*GIVEN TASK*: Extract the records in full, leaving every picture out.

*Extracted records*:

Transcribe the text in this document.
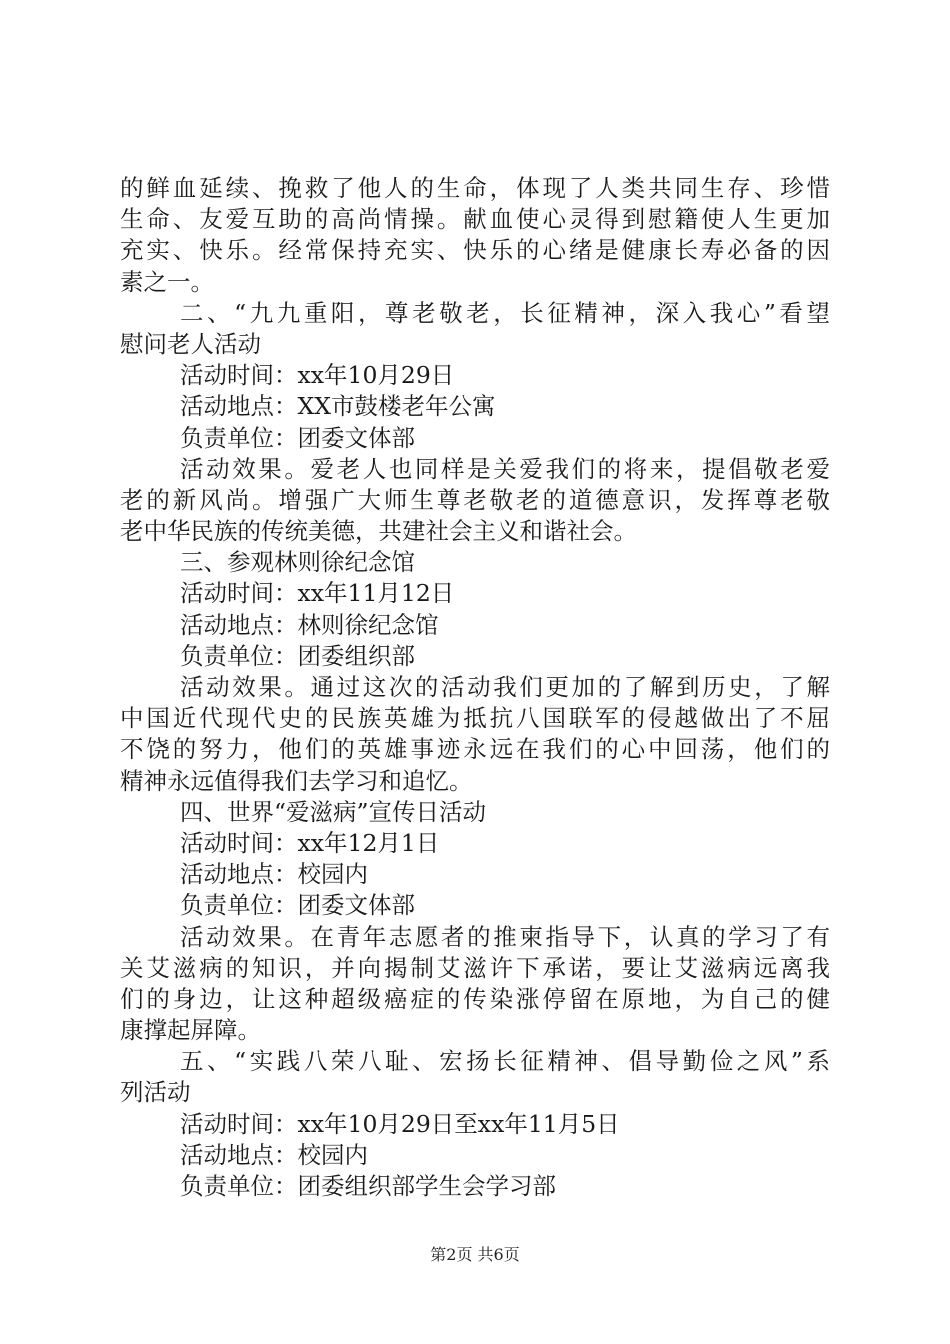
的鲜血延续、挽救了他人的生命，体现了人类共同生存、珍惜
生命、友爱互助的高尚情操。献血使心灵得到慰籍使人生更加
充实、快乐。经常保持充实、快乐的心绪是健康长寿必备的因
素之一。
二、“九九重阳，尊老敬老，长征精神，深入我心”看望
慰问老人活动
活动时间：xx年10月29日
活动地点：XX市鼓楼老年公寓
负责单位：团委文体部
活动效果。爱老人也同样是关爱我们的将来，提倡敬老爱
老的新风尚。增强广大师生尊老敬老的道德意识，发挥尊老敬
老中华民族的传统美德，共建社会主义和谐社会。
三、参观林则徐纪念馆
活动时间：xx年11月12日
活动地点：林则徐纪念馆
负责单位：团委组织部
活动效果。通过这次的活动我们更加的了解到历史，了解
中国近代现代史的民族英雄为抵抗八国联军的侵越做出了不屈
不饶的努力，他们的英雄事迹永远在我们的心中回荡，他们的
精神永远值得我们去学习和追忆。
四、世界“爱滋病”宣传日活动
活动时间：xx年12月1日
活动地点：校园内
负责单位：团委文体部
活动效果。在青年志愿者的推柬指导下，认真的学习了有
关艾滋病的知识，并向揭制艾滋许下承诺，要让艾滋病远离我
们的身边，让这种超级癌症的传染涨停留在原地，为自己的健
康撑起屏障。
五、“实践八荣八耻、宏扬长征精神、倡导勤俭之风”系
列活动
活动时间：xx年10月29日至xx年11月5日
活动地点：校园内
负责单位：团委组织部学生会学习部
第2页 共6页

*FINISHED ANSWER*:
Transcribe the text in this document.
的鲜血延续、挽救了他人的生命，体现了人类共同生存、珍惜
生命、友爱互助的高尚情操。献血使心灵得到慰籍使人生更加
充实、快乐。经常保持充实、快乐的心绪是健康长寿必备的因
素之一。
二、“九九重阳，尊老敬老，长征精神，深入我心”看望
慰问老人活动
活动时间：xx年10月29日
活动地点：XX市鼓楼老年公寓
负责单位：团委文体部
活动效果。爱老人也同样是关爱我们的将来，提倡敬老爱
老的新风尚。增强广大师生尊老敬老的道德意识，发挥尊老敬
老中华民族的传统美德，共建社会主义和谐社会。
三、参观林则徐纪念馆
活动时间：xx年11月12日
活动地点：林则徐纪念馆
负责单位：团委组织部
活动效果。通过这次的活动我们更加的了解到历史，了解
中国近代现代史的民族英雄为抵抗八国联军的侵越做出了不屈
不饶的努力，他们的英雄事迹永远在我们的心中回荡，他们的
精神永远值得我们去学习和追忆。
四、世界“爱滋病”宣传日活动
活动时间：xx年12月1日
活动地点：校园内
负责单位：团委文体部
活动效果。在青年志愿者的推柬指导下，认真的学习了有
关艾滋病的知识，并向揭制艾滋许下承诺，要让艾滋病远离我
们的身边，让这种超级癌症的传染涨停留在原地，为自己的健
康撑起屏障。
五、“实践八荣八耻、宏扬长征精神、倡导勤俭之风”系
列活动
活动时间：xx年10月29日至xx年11月5日
活动地点：校园内
负责单位：团委组织部学生会学习部
第2页 共6页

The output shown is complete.